Stored dataset items:
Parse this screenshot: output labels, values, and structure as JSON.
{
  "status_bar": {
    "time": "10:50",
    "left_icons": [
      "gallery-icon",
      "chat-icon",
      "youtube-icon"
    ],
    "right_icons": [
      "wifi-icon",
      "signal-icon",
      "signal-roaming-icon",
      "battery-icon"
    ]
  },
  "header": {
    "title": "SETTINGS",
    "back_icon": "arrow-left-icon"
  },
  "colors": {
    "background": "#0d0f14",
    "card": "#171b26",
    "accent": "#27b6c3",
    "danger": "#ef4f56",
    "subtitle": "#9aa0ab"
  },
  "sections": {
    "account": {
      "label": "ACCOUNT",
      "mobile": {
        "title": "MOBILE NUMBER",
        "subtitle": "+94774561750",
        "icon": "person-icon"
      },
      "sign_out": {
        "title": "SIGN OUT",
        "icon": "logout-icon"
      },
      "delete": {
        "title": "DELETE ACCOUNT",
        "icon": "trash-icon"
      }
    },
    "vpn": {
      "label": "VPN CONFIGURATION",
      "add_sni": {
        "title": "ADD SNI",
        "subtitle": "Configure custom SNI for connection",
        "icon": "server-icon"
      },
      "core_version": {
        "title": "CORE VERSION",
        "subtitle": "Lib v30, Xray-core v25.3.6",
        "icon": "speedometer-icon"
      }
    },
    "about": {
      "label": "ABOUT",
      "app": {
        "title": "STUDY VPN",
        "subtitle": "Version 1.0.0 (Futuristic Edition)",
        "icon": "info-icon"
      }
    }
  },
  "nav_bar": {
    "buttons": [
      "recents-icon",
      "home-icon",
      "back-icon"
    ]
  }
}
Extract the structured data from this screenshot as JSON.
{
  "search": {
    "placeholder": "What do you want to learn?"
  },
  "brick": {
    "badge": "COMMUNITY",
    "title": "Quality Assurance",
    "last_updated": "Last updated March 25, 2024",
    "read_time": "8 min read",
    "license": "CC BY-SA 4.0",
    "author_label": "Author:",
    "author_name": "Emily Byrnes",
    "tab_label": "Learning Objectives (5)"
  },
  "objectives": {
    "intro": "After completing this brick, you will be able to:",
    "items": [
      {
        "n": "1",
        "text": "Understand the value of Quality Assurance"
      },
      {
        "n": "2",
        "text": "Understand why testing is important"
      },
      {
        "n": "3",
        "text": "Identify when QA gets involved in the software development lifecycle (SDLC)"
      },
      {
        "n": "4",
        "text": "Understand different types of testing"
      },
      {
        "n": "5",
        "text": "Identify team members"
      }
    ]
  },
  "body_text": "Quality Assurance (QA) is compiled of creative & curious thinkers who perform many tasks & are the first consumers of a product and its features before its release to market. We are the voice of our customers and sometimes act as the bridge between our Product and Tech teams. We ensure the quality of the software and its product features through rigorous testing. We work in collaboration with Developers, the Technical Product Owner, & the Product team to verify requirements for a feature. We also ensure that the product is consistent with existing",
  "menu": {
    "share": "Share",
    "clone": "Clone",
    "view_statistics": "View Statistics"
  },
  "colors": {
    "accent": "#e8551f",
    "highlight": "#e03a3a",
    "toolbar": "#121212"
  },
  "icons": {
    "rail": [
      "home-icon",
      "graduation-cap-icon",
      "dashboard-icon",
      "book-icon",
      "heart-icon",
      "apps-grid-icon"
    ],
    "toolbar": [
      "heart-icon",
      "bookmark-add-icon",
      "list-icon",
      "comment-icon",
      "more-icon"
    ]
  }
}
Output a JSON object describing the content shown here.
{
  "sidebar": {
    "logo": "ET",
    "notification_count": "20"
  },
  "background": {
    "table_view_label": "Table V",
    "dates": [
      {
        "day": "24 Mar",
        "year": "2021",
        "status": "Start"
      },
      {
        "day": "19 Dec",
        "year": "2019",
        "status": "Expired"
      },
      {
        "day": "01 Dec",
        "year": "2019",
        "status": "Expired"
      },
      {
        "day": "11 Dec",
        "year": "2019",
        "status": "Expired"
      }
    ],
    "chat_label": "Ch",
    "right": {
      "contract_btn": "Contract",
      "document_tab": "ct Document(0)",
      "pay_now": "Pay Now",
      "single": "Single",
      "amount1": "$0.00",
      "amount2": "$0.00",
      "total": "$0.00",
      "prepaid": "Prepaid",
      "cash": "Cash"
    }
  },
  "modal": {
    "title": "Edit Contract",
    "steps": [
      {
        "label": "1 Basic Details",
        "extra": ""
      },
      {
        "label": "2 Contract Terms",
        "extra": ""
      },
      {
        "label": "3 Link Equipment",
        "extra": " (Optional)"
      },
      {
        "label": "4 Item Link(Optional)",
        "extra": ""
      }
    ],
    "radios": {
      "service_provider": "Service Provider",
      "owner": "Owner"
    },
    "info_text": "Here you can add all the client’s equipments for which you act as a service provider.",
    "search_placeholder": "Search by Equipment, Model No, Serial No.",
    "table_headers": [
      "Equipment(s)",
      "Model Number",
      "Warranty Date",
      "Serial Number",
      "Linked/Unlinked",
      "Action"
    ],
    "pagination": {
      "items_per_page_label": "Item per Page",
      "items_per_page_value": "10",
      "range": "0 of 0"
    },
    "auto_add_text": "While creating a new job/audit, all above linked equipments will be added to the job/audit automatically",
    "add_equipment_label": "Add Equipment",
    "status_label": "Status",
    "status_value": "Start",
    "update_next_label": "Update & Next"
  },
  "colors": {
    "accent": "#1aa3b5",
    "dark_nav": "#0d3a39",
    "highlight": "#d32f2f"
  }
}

The task: Repeat all of the records above exactly as written.

Correct answer:
Parse this screenshot: output labels, values, and structure as JSON.
{
  "status_bar": {
    "time": "10:50",
    "left_icons": [
      "gallery-icon",
      "chat-icon",
      "youtube-icon"
    ],
    "right_icons": [
      "wifi-icon",
      "signal-icon",
      "signal-roaming-icon",
      "battery-icon"
    ]
  },
  "header": {
    "title": "SETTINGS",
    "back_icon": "arrow-left-icon"
  },
  "colors": {
    "background": "#0d0f14",
    "card": "#171b26",
    "accent": "#27b6c3",
    "danger": "#ef4f56",
    "subtitle": "#9aa0ab"
  },
  "sections": {
    "account": {
      "label": "ACCOUNT",
      "mobile": {
        "title": "MOBILE NUMBER",
        "subtitle": "+94774561750",
        "icon": "person-icon"
      },
      "sign_out": {
        "title": "SIGN OUT",
        "icon": "logout-icon"
      },
      "delete": {
        "title": "DELETE ACCOUNT",
        "icon": "trash-icon"
      }
    },
    "vpn": {
      "label": "VPN CONFIGURATION",
      "add_sni": {
        "title": "ADD SNI",
        "subtitle": "Configure custom SNI for connection",
        "icon": "server-icon"
      },
      "core_version": {
        "title": "CORE VERSION",
        "subtitle": "Lib v30, Xray-core v25.3.6",
        "icon": "speedometer-icon"
      }
    },
    "about": {
      "label": "ABOUT",
      "app": {
        "title": "STUDY VPN",
        "subtitle": "Version 1.0.0 (Futuristic Edition)",
        "icon": "info-icon"
      }
    }
  },
  "nav_bar": {
    "buttons": [
      "recents-icon",
      "home-icon",
      "back-icon"
    ]
  }
}
Extract the structured data from this screenshot as JSON.
{
  "search": {
    "placeholder": "What do you want to learn?"
  },
  "brick": {
    "badge": "COMMUNITY",
    "title": "Quality Assurance",
    "last_updated": "Last updated March 25, 2024",
    "read_time": "8 min read",
    "license": "CC BY-SA 4.0",
    "author_label": "Author:",
    "author_name": "Emily Byrnes",
    "tab_label": "Learning Objectives (5)"
  },
  "objectives": {
    "intro": "After completing this brick, you will be able to:",
    "items": [
      {
        "n": "1",
        "text": "Understand the value of Quality Assurance"
      },
      {
        "n": "2",
        "text": "Understand why testing is important"
      },
      {
        "n": "3",
        "text": "Identify when QA gets involved in the software development lifecycle (SDLC)"
      },
      {
        "n": "4",
        "text": "Understand different types of testing"
      },
      {
        "n": "5",
        "text": "Identify team members"
      }
    ]
  },
  "body_text": "Quality Assurance (QA) is compiled of creative & curious thinkers who perform many tasks & are the first consumers of a product and its features before its release to market. We are the voice of our customers and sometimes act as the bridge between our Product and Tech teams. We ensure the quality of the software and its product features through rigorous testing. We work in collaboration with Developers, the Technical Product Owner, & the Product team to verify requirements for a feature. We also ensure that the product is consistent with existing",
  "menu": {
    "share": "Share",
    "clone": "Clone",
    "view_statistics": "View Statistics"
  },
  "colors": {
    "accent": "#e8551f",
    "highlight": "#e03a3a",
    "toolbar": "#121212"
  },
  "icons": {
    "rail": [
      "home-icon",
      "graduation-cap-icon",
      "dashboard-icon",
      "book-icon",
      "heart-icon",
      "apps-grid-icon"
    ],
    "toolbar": [
      "heart-icon",
      "bookmark-add-icon",
      "list-icon",
      "comment-icon",
      "more-icon"
    ]
  }
}
Output a JSON object describing the content shown here.
{
  "sidebar": {
    "logo": "ET",
    "notification_count": "20"
  },
  "background": {
    "table_view_label": "Table V",
    "dates": [
      {
        "day": "24 Mar",
        "year": "2021",
        "status": "Start"
      },
      {
        "day": "19 Dec",
        "year": "2019",
        "status": "Expired"
      },
      {
        "day": "01 Dec",
        "year": "2019",
        "status": "Expired"
      },
      {
        "day": "11 Dec",
        "year": "2019",
        "status": "Expired"
      }
    ],
    "chat_label": "Ch",
    "right": {
      "contract_btn": "Contract",
      "document_tab": "ct Document(0)",
      "pay_now": "Pay Now",
      "single": "Single",
      "amount1": "$0.00",
      "amount2": "$0.00",
      "total": "$0.00",
      "prepaid": "Prepaid",
      "cash": "Cash"
    }
  },
  "modal": {
    "title": "Edit Contract",
    "steps": [
      {
        "label": "1 Basic Details",
        "extra": ""
      },
      {
        "label": "2 Contract Terms",
        "extra": ""
      },
      {
        "label": "3 Link Equipment",
        "extra": " (Optional)"
      },
      {
        "label": "4 Item Link(Optional)",
        "extra": ""
      }
    ],
    "radios": {
      "service_provider": "Service Provider",
      "owner": "Owner"
    },
    "info_text": "Here you can add all the client’s equipments for which you act as a service provider.",
    "search_placeholder": "Search by Equipment, Model No, Serial No.",
    "table_headers": [
      "Equipment(s)",
      "Model Number",
      "Warranty Date",
      "Serial Number",
      "Linked/Unlinked",
      "Action"
    ],
    "pagination": {
      "items_per_page_label": "Item per Page",
      "items_per_page_value": "10",
      "range": "0 of 0"
    },
    "auto_add_text": "While creating a new job/audit, all above linked equipments will be added to the job/audit automatically",
    "add_equipment_label": "Add Equipment",
    "status_label": "Status",
    "status_value": "Start",
    "update_next_label": "Update & Next"
  },
  "colors": {
    "accent": "#1aa3b5",
    "dark_nav": "#0d3a39",
    "highlight": "#d32f2f"
  }
}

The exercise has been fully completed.